• [Material provided]:
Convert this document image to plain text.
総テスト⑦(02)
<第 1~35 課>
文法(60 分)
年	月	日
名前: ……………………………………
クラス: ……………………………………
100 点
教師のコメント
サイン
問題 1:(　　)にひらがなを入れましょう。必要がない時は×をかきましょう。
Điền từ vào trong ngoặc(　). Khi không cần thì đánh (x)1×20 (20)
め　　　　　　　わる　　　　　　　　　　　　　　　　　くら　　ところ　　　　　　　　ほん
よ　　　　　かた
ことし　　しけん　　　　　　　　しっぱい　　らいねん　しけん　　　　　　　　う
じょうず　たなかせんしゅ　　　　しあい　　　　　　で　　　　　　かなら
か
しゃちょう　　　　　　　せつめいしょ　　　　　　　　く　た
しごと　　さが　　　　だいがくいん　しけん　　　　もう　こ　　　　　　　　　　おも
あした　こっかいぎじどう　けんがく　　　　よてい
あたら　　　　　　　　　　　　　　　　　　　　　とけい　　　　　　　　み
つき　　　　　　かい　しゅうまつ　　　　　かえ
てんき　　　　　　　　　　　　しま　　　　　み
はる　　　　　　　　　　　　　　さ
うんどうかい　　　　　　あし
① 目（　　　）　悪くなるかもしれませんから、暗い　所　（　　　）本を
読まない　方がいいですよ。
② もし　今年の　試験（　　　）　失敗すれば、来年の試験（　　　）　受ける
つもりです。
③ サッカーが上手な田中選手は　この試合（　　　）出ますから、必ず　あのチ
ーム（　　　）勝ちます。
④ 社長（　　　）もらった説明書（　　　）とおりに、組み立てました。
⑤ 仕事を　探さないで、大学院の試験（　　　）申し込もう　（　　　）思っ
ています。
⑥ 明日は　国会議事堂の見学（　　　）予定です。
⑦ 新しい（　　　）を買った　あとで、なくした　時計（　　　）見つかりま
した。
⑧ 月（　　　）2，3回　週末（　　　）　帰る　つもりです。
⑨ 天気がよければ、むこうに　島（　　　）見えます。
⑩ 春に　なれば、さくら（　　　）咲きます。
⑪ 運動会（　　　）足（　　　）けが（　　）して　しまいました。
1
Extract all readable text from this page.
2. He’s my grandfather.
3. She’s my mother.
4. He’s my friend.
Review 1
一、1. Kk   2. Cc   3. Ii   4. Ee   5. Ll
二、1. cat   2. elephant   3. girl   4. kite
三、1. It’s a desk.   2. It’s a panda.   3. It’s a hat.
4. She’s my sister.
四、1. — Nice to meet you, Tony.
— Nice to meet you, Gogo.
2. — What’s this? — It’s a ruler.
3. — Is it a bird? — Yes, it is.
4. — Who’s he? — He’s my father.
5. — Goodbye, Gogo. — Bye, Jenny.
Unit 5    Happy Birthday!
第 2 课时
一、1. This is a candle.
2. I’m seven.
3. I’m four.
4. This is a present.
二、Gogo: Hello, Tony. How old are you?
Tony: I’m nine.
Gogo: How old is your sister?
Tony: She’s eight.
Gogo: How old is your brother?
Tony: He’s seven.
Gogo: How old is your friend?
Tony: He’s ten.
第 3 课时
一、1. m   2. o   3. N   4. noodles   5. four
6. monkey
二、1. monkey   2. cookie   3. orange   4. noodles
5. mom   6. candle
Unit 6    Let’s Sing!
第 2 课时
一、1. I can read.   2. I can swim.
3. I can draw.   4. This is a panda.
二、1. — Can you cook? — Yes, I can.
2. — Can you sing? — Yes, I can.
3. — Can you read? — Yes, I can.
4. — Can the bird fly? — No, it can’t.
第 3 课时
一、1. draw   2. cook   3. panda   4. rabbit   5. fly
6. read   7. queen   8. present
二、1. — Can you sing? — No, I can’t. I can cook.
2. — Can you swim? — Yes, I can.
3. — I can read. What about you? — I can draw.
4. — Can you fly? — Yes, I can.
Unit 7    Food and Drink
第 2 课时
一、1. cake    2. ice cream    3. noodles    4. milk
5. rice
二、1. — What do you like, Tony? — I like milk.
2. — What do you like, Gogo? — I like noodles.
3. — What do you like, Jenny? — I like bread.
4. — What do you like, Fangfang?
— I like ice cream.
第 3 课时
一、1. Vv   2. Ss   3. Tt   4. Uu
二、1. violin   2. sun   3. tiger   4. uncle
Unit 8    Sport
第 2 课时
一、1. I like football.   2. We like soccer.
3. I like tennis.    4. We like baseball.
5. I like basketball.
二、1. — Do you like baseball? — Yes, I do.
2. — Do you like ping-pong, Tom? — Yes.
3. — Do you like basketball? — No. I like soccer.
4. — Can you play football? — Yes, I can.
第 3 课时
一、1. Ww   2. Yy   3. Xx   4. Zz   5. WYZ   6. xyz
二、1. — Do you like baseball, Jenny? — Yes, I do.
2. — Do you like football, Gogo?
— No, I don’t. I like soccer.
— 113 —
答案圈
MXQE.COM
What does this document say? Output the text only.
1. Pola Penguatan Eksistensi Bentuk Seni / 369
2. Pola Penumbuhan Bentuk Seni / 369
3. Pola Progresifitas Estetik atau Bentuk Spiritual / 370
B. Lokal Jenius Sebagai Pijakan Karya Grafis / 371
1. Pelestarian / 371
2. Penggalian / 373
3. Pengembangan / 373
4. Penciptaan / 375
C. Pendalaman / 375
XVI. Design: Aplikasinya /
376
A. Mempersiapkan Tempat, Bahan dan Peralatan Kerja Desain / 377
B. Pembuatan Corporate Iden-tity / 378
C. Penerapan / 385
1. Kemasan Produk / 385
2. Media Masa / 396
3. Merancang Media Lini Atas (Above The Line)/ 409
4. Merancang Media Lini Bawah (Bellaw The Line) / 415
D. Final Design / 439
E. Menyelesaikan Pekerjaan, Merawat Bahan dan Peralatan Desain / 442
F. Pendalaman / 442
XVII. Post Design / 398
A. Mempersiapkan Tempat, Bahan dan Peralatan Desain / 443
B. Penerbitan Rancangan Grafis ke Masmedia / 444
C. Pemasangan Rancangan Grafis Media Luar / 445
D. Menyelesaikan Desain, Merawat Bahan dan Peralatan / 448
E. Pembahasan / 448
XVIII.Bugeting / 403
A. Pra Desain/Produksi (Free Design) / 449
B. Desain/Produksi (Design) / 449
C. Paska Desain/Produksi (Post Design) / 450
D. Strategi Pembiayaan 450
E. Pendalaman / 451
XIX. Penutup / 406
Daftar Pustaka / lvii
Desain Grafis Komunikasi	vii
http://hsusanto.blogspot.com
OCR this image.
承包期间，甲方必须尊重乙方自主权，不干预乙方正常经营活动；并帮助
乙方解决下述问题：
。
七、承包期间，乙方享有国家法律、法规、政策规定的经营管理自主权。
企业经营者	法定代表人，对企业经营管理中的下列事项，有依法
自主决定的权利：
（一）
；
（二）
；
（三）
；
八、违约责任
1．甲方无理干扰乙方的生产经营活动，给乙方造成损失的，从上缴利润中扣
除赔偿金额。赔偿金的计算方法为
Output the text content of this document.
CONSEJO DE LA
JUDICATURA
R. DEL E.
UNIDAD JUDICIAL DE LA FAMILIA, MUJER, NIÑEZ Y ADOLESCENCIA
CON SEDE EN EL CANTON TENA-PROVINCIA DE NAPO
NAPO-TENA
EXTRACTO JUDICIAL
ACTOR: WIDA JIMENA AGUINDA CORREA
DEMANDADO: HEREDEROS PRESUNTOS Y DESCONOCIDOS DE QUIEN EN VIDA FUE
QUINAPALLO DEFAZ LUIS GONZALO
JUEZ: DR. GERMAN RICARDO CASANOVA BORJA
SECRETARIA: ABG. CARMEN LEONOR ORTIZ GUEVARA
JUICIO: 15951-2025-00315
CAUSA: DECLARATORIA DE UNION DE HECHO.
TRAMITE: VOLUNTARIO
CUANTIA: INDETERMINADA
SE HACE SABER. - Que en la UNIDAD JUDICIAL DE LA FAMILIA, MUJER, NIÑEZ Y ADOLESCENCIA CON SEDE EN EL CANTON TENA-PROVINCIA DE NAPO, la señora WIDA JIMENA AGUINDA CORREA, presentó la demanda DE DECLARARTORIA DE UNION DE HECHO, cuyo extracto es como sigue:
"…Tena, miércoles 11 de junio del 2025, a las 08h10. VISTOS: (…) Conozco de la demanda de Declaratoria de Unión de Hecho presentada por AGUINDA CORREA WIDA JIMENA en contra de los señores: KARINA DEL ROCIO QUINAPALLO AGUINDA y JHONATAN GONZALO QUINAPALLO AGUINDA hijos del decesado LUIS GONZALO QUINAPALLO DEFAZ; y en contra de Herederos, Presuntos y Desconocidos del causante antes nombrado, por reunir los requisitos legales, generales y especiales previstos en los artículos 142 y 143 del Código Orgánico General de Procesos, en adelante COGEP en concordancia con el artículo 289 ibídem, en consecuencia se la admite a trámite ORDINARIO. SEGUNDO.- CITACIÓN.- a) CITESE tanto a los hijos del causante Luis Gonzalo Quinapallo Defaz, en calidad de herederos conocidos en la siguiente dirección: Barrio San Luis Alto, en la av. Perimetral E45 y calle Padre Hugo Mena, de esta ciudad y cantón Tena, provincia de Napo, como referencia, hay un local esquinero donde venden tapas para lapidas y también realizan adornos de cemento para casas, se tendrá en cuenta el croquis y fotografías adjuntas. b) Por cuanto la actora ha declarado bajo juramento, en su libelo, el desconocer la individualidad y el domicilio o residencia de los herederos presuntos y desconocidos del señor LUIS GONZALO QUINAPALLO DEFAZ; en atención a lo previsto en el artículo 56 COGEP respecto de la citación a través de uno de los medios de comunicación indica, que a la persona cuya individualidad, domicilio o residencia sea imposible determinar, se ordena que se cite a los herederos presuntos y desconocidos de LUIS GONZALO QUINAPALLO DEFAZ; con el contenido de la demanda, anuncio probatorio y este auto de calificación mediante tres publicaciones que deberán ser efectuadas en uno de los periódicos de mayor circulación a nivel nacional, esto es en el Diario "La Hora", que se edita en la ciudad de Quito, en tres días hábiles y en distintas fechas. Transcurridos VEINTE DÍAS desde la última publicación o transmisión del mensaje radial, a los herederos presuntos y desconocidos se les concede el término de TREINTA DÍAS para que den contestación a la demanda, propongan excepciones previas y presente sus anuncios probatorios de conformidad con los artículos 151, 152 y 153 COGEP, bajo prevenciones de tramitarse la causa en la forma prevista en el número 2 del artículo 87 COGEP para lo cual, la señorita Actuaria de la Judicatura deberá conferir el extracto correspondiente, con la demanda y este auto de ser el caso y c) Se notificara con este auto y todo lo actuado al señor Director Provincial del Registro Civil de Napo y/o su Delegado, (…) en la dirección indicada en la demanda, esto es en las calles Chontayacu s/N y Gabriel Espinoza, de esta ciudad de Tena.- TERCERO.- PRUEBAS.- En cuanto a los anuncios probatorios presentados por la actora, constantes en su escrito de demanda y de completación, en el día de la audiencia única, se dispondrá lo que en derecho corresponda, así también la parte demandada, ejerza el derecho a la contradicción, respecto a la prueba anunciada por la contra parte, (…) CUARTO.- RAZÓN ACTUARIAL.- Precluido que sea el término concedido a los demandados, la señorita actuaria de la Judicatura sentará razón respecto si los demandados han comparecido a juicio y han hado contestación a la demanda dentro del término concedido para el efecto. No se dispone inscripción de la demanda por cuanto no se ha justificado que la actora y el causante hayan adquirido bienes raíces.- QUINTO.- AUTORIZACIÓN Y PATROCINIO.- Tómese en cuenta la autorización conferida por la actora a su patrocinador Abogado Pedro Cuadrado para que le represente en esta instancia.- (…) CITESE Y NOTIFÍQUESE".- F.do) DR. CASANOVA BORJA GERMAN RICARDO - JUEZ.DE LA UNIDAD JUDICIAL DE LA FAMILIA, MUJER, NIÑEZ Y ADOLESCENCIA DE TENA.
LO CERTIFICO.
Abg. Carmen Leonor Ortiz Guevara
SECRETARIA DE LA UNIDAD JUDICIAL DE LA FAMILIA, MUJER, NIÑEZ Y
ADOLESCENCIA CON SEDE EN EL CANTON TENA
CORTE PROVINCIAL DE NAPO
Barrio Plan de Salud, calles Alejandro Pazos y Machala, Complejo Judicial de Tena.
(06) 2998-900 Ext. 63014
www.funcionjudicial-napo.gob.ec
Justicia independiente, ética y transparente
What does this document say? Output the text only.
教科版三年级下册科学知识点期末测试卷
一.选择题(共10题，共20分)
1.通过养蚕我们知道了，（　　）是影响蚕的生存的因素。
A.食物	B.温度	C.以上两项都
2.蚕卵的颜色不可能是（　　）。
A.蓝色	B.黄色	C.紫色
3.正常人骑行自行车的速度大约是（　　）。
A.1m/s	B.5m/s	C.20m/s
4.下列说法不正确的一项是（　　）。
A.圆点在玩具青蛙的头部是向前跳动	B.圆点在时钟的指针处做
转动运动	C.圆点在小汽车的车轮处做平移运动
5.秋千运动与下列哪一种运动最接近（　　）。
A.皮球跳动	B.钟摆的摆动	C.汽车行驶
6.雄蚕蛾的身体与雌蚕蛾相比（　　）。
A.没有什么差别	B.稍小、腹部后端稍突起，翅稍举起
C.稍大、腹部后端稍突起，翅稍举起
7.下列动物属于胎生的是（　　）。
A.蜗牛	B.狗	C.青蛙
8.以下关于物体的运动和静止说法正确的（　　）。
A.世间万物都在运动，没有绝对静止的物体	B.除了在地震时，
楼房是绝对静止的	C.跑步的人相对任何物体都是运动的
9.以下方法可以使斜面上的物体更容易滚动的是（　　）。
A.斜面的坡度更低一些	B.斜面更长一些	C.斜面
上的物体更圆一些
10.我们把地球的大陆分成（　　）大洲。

• [Stated task]: For the data above, state only how many lines include the word "Pendalaman".

• [Output below]: 3